⟨
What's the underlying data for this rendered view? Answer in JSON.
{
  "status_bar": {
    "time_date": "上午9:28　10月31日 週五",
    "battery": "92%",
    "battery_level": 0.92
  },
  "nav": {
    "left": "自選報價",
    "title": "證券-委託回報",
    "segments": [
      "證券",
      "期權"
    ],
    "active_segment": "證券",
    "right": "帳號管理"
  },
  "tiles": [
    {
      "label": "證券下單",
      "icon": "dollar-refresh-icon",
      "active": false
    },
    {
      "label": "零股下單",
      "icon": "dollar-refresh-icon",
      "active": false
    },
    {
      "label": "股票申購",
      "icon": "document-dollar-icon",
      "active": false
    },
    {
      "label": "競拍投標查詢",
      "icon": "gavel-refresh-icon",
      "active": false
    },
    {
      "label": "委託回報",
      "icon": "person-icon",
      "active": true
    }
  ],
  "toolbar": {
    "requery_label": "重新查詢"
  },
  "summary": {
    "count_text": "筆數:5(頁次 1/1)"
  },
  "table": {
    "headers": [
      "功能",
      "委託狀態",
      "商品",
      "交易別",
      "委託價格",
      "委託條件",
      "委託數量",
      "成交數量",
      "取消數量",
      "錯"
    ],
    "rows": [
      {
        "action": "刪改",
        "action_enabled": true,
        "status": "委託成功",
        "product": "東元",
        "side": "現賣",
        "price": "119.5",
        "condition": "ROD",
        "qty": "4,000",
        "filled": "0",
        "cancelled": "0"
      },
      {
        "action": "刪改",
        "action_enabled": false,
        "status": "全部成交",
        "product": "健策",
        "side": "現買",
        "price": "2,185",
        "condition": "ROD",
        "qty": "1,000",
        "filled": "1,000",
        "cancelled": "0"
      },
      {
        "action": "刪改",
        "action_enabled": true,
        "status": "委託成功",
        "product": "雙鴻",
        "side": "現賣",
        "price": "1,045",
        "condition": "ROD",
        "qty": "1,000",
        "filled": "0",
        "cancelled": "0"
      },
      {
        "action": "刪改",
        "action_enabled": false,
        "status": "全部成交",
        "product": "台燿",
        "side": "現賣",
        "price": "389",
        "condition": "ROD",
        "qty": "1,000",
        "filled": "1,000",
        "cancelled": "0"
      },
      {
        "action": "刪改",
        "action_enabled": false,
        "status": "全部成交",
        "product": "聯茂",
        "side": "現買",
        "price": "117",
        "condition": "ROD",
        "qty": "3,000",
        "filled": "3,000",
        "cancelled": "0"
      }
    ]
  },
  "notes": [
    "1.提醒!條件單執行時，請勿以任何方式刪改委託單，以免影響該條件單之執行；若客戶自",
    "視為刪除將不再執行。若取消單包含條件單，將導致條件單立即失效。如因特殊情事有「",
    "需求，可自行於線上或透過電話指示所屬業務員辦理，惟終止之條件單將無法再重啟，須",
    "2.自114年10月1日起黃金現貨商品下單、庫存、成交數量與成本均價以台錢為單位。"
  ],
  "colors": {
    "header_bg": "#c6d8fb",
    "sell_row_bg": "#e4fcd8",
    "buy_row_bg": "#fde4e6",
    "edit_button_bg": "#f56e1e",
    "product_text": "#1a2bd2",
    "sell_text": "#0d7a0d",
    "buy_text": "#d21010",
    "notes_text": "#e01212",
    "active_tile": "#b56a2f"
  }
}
⟩
⟨
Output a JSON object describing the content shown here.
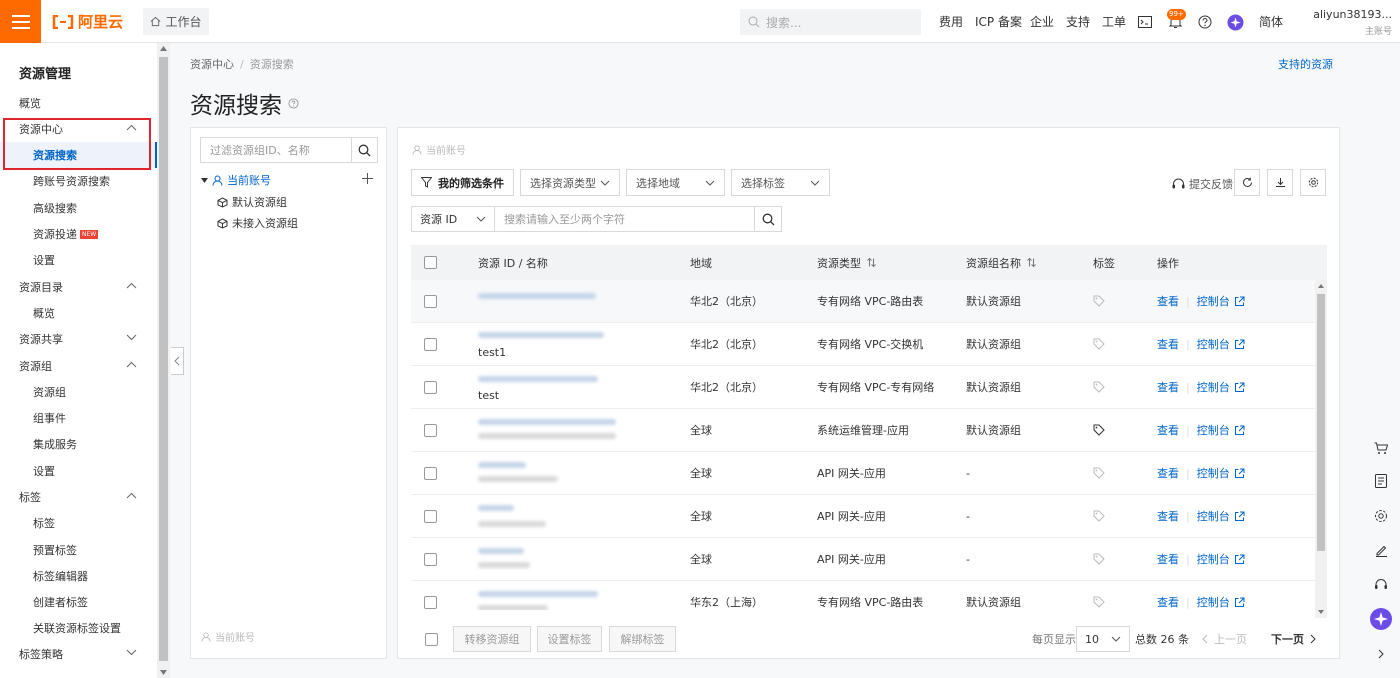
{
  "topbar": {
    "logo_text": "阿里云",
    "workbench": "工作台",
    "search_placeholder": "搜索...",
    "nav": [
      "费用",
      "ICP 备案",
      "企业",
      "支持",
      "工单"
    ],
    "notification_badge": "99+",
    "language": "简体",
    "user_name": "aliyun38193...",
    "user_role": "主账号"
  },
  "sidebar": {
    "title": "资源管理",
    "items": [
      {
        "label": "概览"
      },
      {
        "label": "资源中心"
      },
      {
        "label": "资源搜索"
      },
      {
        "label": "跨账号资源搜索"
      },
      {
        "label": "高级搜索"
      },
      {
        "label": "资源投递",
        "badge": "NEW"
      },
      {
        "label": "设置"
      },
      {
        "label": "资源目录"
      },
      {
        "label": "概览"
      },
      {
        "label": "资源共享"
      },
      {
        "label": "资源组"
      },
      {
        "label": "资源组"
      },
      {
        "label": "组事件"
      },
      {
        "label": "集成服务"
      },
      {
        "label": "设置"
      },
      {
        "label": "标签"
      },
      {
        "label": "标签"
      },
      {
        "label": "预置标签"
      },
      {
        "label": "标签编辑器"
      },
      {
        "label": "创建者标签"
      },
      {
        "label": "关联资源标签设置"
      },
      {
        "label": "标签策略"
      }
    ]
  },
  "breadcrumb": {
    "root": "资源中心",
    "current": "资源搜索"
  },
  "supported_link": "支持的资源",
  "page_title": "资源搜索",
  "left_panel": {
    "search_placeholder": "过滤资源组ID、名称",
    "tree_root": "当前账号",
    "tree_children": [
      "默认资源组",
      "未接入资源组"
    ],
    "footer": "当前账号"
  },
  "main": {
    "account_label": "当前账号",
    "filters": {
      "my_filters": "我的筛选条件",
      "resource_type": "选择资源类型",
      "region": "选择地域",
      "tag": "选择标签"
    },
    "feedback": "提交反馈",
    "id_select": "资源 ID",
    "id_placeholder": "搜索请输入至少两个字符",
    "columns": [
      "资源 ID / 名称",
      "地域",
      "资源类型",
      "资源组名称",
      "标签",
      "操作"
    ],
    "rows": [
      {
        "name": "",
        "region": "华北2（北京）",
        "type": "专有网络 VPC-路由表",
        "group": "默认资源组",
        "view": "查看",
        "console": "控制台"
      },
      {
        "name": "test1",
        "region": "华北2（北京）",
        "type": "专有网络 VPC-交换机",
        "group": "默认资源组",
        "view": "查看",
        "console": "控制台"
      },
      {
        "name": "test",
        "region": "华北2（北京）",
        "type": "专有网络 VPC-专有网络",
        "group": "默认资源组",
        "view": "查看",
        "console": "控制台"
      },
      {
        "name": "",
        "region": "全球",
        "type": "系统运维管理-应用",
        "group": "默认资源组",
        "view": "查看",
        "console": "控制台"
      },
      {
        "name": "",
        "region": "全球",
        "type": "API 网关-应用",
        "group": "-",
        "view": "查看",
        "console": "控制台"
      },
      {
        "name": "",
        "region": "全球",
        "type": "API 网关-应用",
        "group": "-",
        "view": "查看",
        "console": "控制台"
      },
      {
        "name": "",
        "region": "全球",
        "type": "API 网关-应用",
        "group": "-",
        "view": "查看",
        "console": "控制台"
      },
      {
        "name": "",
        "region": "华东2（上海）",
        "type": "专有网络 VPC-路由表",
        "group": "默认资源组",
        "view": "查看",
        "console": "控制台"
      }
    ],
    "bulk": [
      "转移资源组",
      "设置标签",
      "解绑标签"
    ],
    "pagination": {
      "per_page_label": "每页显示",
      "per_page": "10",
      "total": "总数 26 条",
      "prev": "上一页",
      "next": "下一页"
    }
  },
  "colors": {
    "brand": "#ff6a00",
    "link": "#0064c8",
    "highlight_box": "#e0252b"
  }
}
⟩
⟨
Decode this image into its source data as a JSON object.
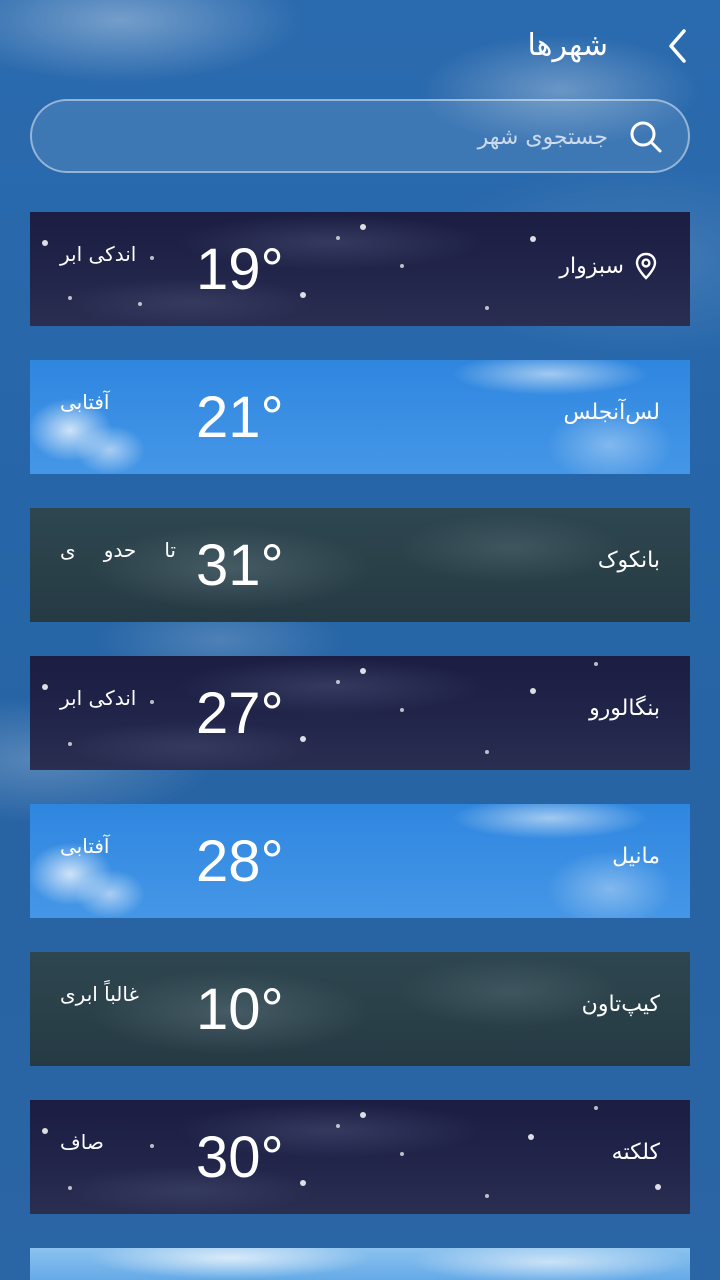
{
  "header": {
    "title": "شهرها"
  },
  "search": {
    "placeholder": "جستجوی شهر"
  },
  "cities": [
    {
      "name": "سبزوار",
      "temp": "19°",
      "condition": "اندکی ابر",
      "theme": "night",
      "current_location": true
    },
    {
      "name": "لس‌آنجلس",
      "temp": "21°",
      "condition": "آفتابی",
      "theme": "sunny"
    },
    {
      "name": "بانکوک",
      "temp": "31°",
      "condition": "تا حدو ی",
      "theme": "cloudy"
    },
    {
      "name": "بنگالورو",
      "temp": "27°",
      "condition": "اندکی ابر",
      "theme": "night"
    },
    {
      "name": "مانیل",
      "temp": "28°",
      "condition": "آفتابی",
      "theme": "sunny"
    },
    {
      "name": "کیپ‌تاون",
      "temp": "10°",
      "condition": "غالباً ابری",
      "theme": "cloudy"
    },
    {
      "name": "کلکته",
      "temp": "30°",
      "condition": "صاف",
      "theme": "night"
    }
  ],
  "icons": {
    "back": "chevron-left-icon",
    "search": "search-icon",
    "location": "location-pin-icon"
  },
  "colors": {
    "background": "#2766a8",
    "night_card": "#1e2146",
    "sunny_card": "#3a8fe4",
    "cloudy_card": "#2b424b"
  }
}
⟩
- **Direction**:
Look through the listing above. Pick out each line with "data" and copy it.

- **Answer to the problem**:
What's the underlying data for this rendered view? Answer in JSON.
Decode this image into its source data as a JSON object.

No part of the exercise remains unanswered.